PROBLEM TO SOLVE: Transcribe the records below in full; pictures stay out of the copy.

DATA PROVIDED:
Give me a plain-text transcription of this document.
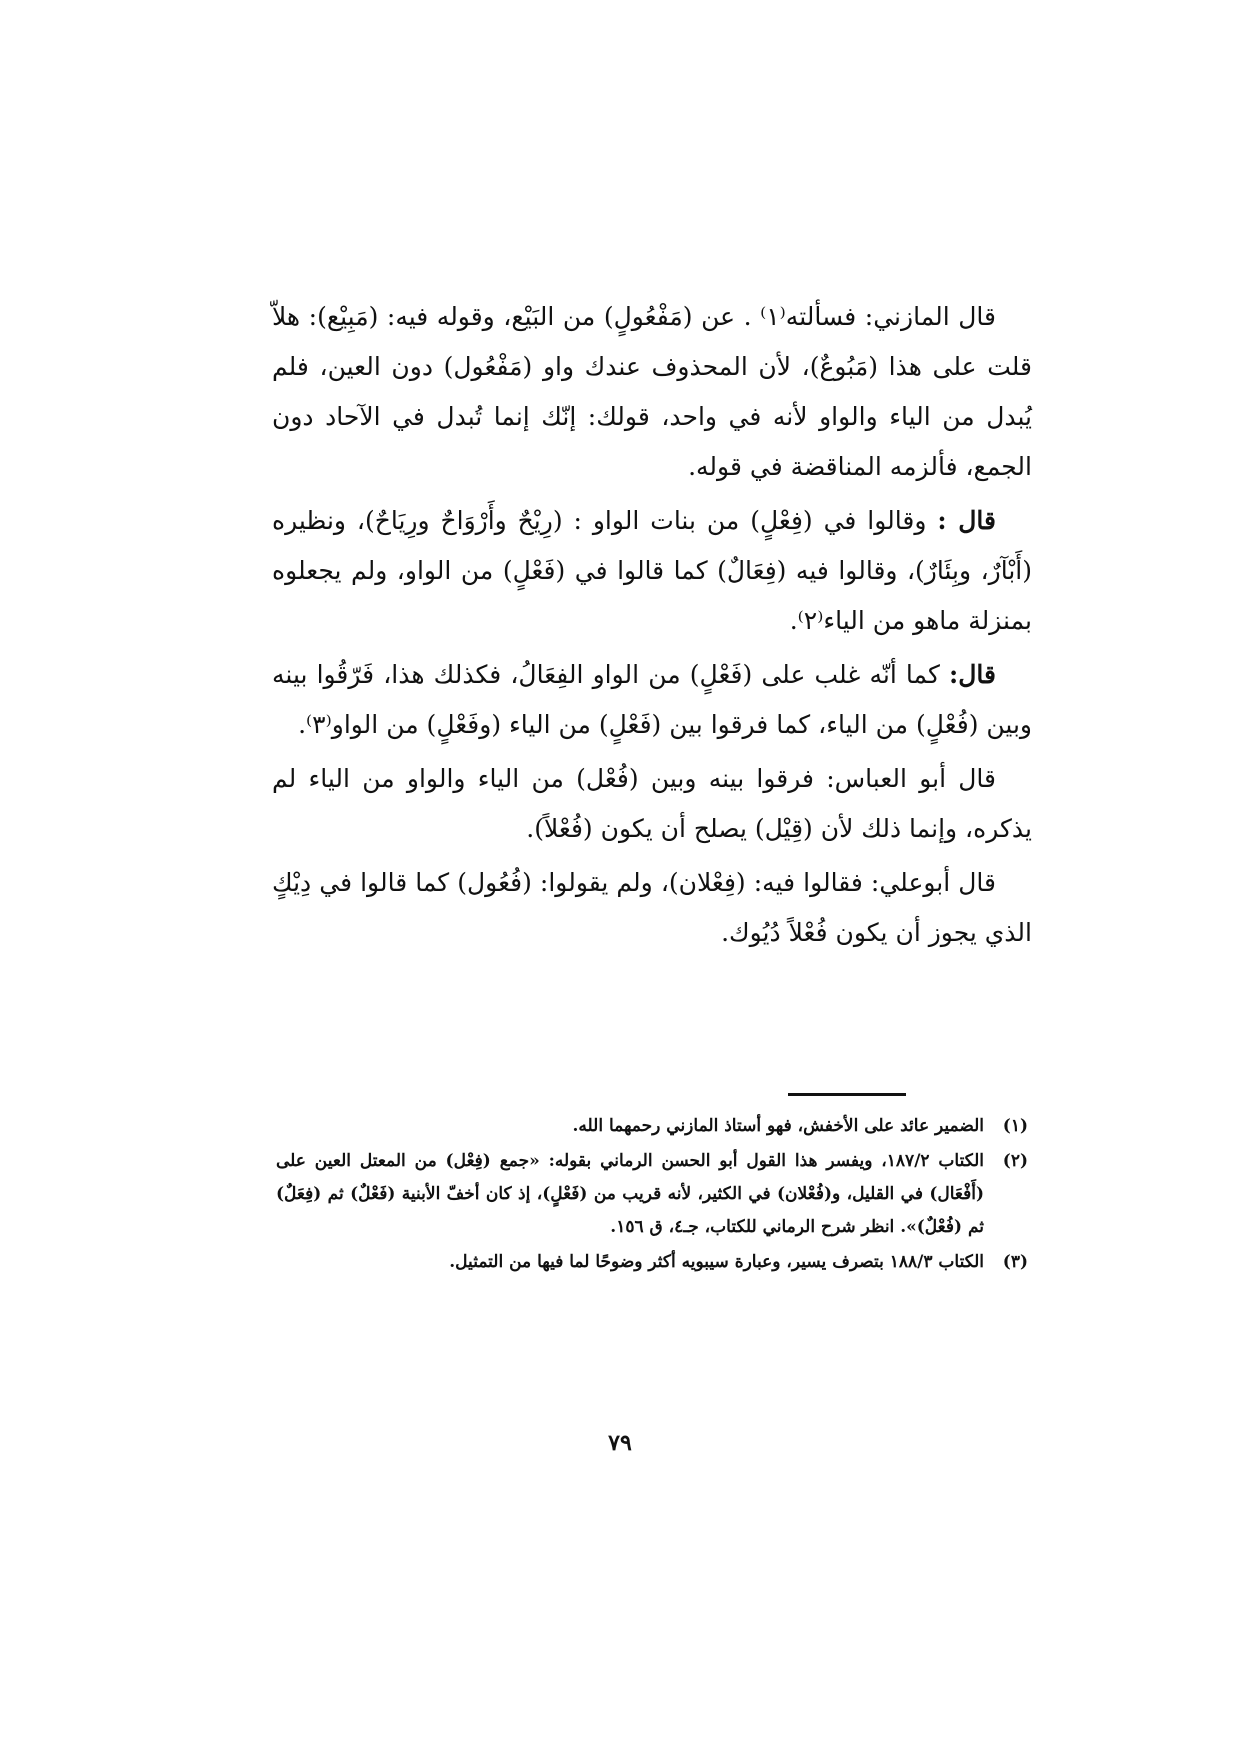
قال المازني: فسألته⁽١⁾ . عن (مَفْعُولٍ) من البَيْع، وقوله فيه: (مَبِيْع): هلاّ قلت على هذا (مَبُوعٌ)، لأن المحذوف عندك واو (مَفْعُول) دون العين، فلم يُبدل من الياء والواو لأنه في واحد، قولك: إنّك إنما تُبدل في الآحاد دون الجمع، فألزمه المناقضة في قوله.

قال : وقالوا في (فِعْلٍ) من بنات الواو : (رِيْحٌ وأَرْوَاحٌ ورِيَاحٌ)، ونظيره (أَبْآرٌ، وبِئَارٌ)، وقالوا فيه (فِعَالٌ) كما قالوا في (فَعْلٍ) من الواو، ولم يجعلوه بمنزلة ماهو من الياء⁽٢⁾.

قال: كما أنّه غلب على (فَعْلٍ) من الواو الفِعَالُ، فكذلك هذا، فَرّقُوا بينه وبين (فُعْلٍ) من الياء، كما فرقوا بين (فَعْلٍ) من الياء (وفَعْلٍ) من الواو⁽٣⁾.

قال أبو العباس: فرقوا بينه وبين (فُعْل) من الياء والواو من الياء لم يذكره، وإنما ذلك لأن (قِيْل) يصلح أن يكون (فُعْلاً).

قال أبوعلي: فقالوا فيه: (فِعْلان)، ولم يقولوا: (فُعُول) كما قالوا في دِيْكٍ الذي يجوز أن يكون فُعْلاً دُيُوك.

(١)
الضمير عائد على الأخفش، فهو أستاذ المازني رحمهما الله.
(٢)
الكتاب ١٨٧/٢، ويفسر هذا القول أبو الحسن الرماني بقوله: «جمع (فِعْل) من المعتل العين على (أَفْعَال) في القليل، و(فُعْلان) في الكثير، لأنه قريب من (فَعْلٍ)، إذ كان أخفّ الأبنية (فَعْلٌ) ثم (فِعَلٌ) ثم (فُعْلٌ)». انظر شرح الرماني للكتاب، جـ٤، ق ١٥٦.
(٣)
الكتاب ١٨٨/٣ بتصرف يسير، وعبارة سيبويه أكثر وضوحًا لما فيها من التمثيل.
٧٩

SOLUTION TO THIS PROBLEM:
Give me a plain-text transcription of this document.
قال المازني: فسألته⁽١⁾ . عن (مَفْعُولٍ) من البَيْع، وقوله فيه: (مَبِيْع): هلاّ قلت على هذا (مَبُوعٌ)، لأن المحذوف عندك واو (مَفْعُول) دون العين، فلم يُبدل من الياء والواو لأنه في واحد، قولك: إنّك إنما تُبدل في الآحاد دون الجمع، فألزمه المناقضة في قوله.

قال : وقالوا في (فِعْلٍ) من بنات الواو : (رِيْحٌ وأَرْوَاحٌ ورِيَاحٌ)، ونظيره (أَبْآرٌ، وبِئَارٌ)، وقالوا فيه (فِعَالٌ) كما قالوا في (فَعْلٍ) من الواو، ولم يجعلوه بمنزلة ماهو من الياء⁽٢⁾.

قال: كما أنّه غلب على (فَعْلٍ) من الواو الفِعَالُ، فكذلك هذا، فَرّقُوا بينه وبين (فُعْلٍ) من الياء، كما فرقوا بين (فَعْلٍ) من الياء (وفَعْلٍ) من الواو⁽٣⁾.

قال أبو العباس: فرقوا بينه وبين (فُعْل) من الياء والواو من الياء لم يذكره، وإنما ذلك لأن (قِيْل) يصلح أن يكون (فُعْلاً).

قال أبوعلي: فقالوا فيه: (فِعْلان)، ولم يقولوا: (فُعُول) كما قالوا في دِيْكٍ الذي يجوز أن يكون فُعْلاً دُيُوك.

(١)
الضمير عائد على الأخفش، فهو أستاذ المازني رحمهما الله.
(٢)
الكتاب ١٨٧/٢، ويفسر هذا القول أبو الحسن الرماني بقوله: «جمع (فِعْل) من المعتل العين على (أَفْعَال) في القليل، و(فُعْلان) في الكثير، لأنه قريب من (فَعْلٍ)، إذ كان أخفّ الأبنية (فَعْلٌ) ثم (فِعَلٌ) ثم (فُعْلٌ)». انظر شرح الرماني للكتاب، جـ٤، ق ١٥٦.
(٣)
الكتاب ١٨٨/٣ بتصرف يسير، وعبارة سيبويه أكثر وضوحًا لما فيها من التمثيل.
٧٩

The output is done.